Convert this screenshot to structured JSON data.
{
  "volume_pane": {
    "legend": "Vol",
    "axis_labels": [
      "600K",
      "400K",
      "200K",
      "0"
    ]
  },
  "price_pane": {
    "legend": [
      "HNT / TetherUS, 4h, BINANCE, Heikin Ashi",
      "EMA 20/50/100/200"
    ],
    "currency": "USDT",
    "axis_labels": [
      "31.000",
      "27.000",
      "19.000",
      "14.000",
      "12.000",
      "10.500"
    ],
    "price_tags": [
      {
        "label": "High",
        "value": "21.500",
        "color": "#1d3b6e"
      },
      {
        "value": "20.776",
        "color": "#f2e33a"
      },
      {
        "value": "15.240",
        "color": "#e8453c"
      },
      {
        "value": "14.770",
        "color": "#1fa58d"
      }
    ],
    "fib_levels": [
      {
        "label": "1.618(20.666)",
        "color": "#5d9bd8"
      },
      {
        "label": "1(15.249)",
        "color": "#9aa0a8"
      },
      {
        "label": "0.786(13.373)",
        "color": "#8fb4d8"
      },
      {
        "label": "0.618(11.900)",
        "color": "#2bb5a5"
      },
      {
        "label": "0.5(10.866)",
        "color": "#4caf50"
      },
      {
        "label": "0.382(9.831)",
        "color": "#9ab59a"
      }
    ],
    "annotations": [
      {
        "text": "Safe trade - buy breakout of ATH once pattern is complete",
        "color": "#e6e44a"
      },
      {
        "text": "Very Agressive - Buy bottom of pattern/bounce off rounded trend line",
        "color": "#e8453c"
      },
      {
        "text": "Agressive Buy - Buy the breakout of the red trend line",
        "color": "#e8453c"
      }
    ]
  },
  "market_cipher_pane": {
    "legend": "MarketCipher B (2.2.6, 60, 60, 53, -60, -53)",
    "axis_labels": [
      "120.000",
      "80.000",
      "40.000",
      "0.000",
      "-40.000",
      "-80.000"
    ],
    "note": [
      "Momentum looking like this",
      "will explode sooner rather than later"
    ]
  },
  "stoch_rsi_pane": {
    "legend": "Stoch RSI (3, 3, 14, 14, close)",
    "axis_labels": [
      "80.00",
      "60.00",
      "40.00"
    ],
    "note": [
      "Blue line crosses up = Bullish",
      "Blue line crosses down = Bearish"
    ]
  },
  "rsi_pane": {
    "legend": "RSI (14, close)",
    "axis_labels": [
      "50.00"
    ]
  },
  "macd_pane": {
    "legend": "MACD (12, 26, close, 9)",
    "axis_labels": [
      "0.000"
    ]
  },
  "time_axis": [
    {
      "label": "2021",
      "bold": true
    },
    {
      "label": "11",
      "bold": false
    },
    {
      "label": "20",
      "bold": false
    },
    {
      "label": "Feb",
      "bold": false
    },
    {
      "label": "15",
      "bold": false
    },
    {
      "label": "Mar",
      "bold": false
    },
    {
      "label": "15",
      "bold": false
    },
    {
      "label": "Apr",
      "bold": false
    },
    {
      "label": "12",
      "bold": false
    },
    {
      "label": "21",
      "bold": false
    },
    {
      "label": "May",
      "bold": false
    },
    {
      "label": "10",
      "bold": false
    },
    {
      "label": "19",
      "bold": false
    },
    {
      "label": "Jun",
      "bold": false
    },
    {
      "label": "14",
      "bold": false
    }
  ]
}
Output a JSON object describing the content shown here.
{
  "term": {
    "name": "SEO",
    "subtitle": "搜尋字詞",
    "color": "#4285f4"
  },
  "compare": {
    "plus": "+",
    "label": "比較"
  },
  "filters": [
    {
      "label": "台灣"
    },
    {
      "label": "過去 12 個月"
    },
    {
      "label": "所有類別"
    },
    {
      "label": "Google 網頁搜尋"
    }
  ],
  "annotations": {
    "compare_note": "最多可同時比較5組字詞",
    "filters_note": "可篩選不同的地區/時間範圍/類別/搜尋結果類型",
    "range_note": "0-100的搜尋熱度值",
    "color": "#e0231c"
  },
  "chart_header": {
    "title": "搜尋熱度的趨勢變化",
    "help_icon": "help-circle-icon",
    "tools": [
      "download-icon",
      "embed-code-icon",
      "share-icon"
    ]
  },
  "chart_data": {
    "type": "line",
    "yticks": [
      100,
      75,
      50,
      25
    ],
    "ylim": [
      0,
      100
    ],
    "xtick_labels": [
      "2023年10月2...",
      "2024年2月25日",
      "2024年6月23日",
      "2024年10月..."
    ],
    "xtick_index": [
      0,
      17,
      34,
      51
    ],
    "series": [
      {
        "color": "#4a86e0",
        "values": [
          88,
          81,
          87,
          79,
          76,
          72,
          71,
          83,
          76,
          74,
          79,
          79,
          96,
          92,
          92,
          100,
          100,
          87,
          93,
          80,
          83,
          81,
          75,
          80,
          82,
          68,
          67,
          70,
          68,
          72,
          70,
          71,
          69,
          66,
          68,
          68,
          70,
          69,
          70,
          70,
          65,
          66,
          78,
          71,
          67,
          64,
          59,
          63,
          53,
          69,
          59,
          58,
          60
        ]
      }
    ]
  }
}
______________________________
▸ WRITTEN TASK: Copy each record from above exactly, and include every line.

▸ EXERCISE RESPONSE:
Convert this screenshot to structured JSON data.
{
  "volume_pane": {
    "legend": "Vol",
    "axis_labels": [
      "600K",
      "400K",
      "200K",
      "0"
    ]
  },
  "price_pane": {
    "legend": [
      "HNT / TetherUS, 4h, BINANCE, Heikin Ashi",
      "EMA 20/50/100/200"
    ],
    "currency": "USDT",
    "axis_labels": [
      "31.000",
      "27.000",
      "19.000",
      "14.000",
      "12.000",
      "10.500"
    ],
    "price_tags": [
      {
        "label": "High",
        "value": "21.500",
        "color": "#1d3b6e"
      },
      {
        "value": "20.776",
        "color": "#f2e33a"
      },
      {
        "value": "15.240",
        "color": "#e8453c"
      },
      {
        "value": "14.770",
        "color": "#1fa58d"
      }
    ],
    "fib_levels": [
      {
        "label": "1.618(20.666)",
        "color": "#5d9bd8"
      },
      {
        "label": "1(15.249)",
        "color": "#9aa0a8"
      },
      {
        "label": "0.786(13.373)",
        "color": "#8fb4d8"
      },
      {
        "label": "0.618(11.900)",
        "color": "#2bb5a5"
      },
      {
        "label": "0.5(10.866)",
        "color": "#4caf50"
      },
      {
        "label": "0.382(9.831)",
        "color": "#9ab59a"
      }
    ],
    "annotations": [
      {
        "text": "Safe trade - buy breakout of ATH once pattern is complete",
        "color": "#e6e44a"
      },
      {
        "text": "Very Agressive - Buy bottom of pattern/bounce off rounded trend line",
        "color": "#e8453c"
      },
      {
        "text": "Agressive Buy - Buy the breakout of the red trend line",
        "color": "#e8453c"
      }
    ]
  },
  "market_cipher_pane": {
    "legend": "MarketCipher B (2.2.6, 60, 60, 53, -60, -53)",
    "axis_labels": [
      "120.000",
      "80.000",
      "40.000",
      "0.000",
      "-40.000",
      "-80.000"
    ],
    "note": [
      "Momentum looking like this",
      "will explode sooner rather than later"
    ]
  },
  "stoch_rsi_pane": {
    "legend": "Stoch RSI (3, 3, 14, 14, close)",
    "axis_labels": [
      "80.00",
      "60.00",
      "40.00"
    ],
    "note": [
      "Blue line crosses up = Bullish",
      "Blue line crosses down = Bearish"
    ]
  },
  "rsi_pane": {
    "legend": "RSI (14, close)",
    "axis_labels": [
      "50.00"
    ]
  },
  "macd_pane": {
    "legend": "MACD (12, 26, close, 9)",
    "axis_labels": [
      "0.000"
    ]
  },
  "time_axis": [
    {
      "label": "2021",
      "bold": true
    },
    {
      "label": "11",
      "bold": false
    },
    {
      "label": "20",
      "bold": false
    },
    {
      "label": "Feb",
      "bold": false
    },
    {
      "label": "15",
      "bold": false
    },
    {
      "label": "Mar",
      "bold": false
    },
    {
      "label": "15",
      "bold": false
    },
    {
      "label": "Apr",
      "bold": false
    },
    {
      "label": "12",
      "bold": false
    },
    {
      "label": "21",
      "bold": false
    },
    {
      "label": "May",
      "bold": false
    },
    {
      "label": "10",
      "bold": false
    },
    {
      "label": "19",
      "bold": false
    },
    {
      "label": "Jun",
      "bold": false
    },
    {
      "label": "14",
      "bold": false
    }
  ]
}
Output a JSON object describing the content shown here.
{
  "term": {
    "name": "SEO",
    "subtitle": "搜尋字詞",
    "color": "#4285f4"
  },
  "compare": {
    "plus": "+",
    "label": "比較"
  },
  "filters": [
    {
      "label": "台灣"
    },
    {
      "label": "過去 12 個月"
    },
    {
      "label": "所有類別"
    },
    {
      "label": "Google 網頁搜尋"
    }
  ],
  "annotations": {
    "compare_note": "最多可同時比較5組字詞",
    "filters_note": "可篩選不同的地區/時間範圍/類別/搜尋結果類型",
    "range_note": "0-100的搜尋熱度值",
    "color": "#e0231c"
  },
  "chart_header": {
    "title": "搜尋熱度的趨勢變化",
    "help_icon": "help-circle-icon",
    "tools": [
      "download-icon",
      "embed-code-icon",
      "share-icon"
    ]
  },
  "chart_data": {
    "type": "line",
    "yticks": [
      100,
      75,
      50,
      25
    ],
    "ylim": [
      0,
      100
    ],
    "xtick_labels": [
      "2023年10月2...",
      "2024年2月25日",
      "2024年6月23日",
      "2024年10月..."
    ],
    "xtick_index": [
      0,
      17,
      34,
      51
    ],
    "series": [
      {
        "color": "#4a86e0",
        "values": [
          88,
          81,
          87,
          79,
          76,
          72,
          71,
          83,
          76,
          74,
          79,
          79,
          96,
          92,
          92,
          100,
          100,
          87,
          93,
          80,
          83,
          81,
          75,
          80,
          82,
          68,
          67,
          70,
          68,
          72,
          70,
          71,
          69,
          66,
          68,
          68,
          70,
          69,
          70,
          70,
          65,
          66,
          78,
          71,
          67,
          64,
          59,
          63,
          53,
          69,
          59,
          58,
          60
        ]
      }
    ]
  }
}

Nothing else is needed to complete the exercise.